_The exercise_:
Reproduce every line of the data below verbatim, in the same order.

_Available records_:
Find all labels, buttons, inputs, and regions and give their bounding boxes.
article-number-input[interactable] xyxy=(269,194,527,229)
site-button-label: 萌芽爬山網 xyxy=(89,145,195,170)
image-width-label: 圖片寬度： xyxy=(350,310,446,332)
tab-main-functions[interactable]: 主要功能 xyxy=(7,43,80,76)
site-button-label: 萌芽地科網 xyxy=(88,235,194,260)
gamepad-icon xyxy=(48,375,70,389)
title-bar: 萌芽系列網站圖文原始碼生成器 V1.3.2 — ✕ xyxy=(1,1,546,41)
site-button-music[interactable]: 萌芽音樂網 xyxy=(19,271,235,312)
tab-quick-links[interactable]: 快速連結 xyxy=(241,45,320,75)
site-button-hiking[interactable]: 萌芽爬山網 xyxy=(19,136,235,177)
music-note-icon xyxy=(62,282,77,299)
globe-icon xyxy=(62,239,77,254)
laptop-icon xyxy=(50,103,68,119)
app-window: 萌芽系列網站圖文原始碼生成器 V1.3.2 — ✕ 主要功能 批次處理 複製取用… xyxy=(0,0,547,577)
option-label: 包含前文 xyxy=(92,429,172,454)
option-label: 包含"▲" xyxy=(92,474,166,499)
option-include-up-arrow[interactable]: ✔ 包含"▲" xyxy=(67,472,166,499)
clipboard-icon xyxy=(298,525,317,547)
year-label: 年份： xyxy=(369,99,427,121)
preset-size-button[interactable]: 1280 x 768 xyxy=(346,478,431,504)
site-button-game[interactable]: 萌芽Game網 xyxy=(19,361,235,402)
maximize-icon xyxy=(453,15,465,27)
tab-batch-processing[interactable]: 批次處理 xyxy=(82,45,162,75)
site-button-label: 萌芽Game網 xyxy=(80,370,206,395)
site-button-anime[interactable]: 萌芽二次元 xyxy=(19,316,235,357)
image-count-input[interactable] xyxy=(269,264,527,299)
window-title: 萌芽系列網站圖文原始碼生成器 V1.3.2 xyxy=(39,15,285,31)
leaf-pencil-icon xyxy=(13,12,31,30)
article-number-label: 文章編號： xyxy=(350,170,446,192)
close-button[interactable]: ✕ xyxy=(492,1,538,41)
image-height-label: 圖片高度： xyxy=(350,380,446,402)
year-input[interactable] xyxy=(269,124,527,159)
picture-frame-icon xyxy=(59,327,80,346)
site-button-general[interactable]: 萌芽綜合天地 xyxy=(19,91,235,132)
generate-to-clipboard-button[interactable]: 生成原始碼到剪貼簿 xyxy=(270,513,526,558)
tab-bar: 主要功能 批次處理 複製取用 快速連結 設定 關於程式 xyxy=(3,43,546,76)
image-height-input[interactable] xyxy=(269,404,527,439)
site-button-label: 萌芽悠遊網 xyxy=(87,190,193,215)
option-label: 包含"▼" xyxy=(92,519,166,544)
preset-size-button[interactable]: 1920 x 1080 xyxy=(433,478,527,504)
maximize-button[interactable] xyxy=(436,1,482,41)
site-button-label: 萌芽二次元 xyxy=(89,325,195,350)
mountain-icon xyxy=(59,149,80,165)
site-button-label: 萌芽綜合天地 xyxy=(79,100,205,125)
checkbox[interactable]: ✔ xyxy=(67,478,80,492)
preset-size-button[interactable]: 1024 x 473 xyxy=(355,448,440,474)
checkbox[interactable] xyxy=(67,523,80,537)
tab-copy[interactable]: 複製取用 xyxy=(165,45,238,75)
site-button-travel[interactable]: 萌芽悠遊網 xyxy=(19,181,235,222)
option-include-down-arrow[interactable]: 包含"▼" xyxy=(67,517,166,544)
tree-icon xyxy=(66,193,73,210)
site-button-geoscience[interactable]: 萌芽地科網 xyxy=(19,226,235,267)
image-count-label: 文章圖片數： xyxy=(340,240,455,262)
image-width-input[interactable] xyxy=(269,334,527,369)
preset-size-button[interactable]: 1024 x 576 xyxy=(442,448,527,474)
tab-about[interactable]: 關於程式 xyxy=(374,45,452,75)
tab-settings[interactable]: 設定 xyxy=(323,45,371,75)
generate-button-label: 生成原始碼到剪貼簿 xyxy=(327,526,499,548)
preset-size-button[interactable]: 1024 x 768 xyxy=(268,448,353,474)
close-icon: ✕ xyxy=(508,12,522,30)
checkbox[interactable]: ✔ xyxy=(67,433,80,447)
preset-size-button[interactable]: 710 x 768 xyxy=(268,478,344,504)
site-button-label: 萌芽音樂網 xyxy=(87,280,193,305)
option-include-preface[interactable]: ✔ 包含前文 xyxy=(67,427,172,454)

_Output below_:
Find all labels, buttons, inputs, and regions and give their bounding boxes.
article-number-input[interactable] xyxy=(269,194,527,229)
site-button-label: 萌芽爬山網 xyxy=(89,145,195,170)
image-width-label: 圖片寬度： xyxy=(350,310,446,332)
tab-main-functions[interactable]: 主要功能 xyxy=(7,43,80,76)
site-button-label: 萌芽地科網 xyxy=(88,235,194,260)
gamepad-icon xyxy=(48,375,70,389)
title-bar: 萌芽系列網站圖文原始碼生成器 V1.3.2 — ✕ xyxy=(1,1,546,41)
site-button-music[interactable]: 萌芽音樂網 xyxy=(19,271,235,312)
tab-quick-links[interactable]: 快速連結 xyxy=(241,45,320,75)
site-button-hiking[interactable]: 萌芽爬山網 xyxy=(19,136,235,177)
music-note-icon xyxy=(62,282,77,299)
globe-icon xyxy=(62,239,77,254)
laptop-icon xyxy=(50,103,68,119)
app-window: 萌芽系列網站圖文原始碼生成器 V1.3.2 — ✕ 主要功能 批次處理 複製取用… xyxy=(0,0,547,577)
option-label: 包含前文 xyxy=(92,429,172,454)
option-label: 包含"▲" xyxy=(92,474,166,499)
option-include-up-arrow[interactable]: ✔ 包含"▲" xyxy=(67,472,166,499)
clipboard-icon xyxy=(298,525,317,547)
year-label: 年份： xyxy=(369,99,427,121)
preset-size-button[interactable]: 1280 x 768 xyxy=(346,478,431,504)
site-button-game[interactable]: 萌芽Game網 xyxy=(19,361,235,402)
maximize-icon xyxy=(453,15,465,27)
tab-batch-processing[interactable]: 批次處理 xyxy=(82,45,162,75)
site-button-label: 萌芽Game網 xyxy=(80,370,206,395)
site-button-anime[interactable]: 萌芽二次元 xyxy=(19,316,235,357)
image-count-input[interactable] xyxy=(269,264,527,299)
window-title: 萌芽系列網站圖文原始碼生成器 V1.3.2 xyxy=(39,15,285,31)
leaf-pencil-icon xyxy=(13,12,31,30)
article-number-label: 文章編號： xyxy=(350,170,446,192)
close-button[interactable]: ✕ xyxy=(492,1,538,41)
image-height-label: 圖片高度： xyxy=(350,380,446,402)
year-input[interactable] xyxy=(269,124,527,159)
picture-frame-icon xyxy=(59,327,80,346)
site-button-general[interactable]: 萌芽綜合天地 xyxy=(19,91,235,132)
generate-to-clipboard-button[interactable]: 生成原始碼到剪貼簿 xyxy=(270,513,526,558)
tab-bar: 主要功能 批次處理 複製取用 快速連結 設定 關於程式 xyxy=(3,43,546,76)
image-height-input[interactable] xyxy=(269,404,527,439)
site-button-label: 萌芽悠遊網 xyxy=(87,190,193,215)
option-label: 包含"▼" xyxy=(92,519,166,544)
preset-size-button[interactable]: 1920 x 1080 xyxy=(433,478,527,504)
maximize-button[interactable] xyxy=(436,1,482,41)
site-button-label: 萌芽二次元 xyxy=(89,325,195,350)
mountain-icon xyxy=(59,149,80,165)
site-button-label: 萌芽綜合天地 xyxy=(79,100,205,125)
checkbox[interactable]: ✔ xyxy=(67,478,80,492)
preset-size-button[interactable]: 1024 x 473 xyxy=(355,448,440,474)
checkbox[interactable] xyxy=(67,523,80,537)
tab-copy[interactable]: 複製取用 xyxy=(165,45,238,75)
site-button-travel[interactable]: 萌芽悠遊網 xyxy=(19,181,235,222)
option-include-down-arrow[interactable]: 包含"▼" xyxy=(67,517,166,544)
tree-icon xyxy=(66,193,73,210)
site-button-geoscience[interactable]: 萌芽地科網 xyxy=(19,226,235,267)
image-count-label: 文章圖片數： xyxy=(340,240,455,262)
image-width-input[interactable] xyxy=(269,334,527,369)
preset-size-button[interactable]: 1024 x 576 xyxy=(442,448,527,474)
tab-about[interactable]: 關於程式 xyxy=(374,45,452,75)
tab-settings[interactable]: 設定 xyxy=(323,45,371,75)
generate-button-label: 生成原始碼到剪貼簿 xyxy=(327,526,499,548)
preset-size-button[interactable]: 1024 x 768 xyxy=(268,448,353,474)
close-icon: ✕ xyxy=(508,12,522,30)
checkbox[interactable]: ✔ xyxy=(67,433,80,447)
preset-size-button[interactable]: 710 x 768 xyxy=(268,478,344,504)
site-button-label: 萌芽音樂網 xyxy=(87,280,193,305)
option-include-preface[interactable]: ✔ 包含前文 xyxy=(67,427,172,454)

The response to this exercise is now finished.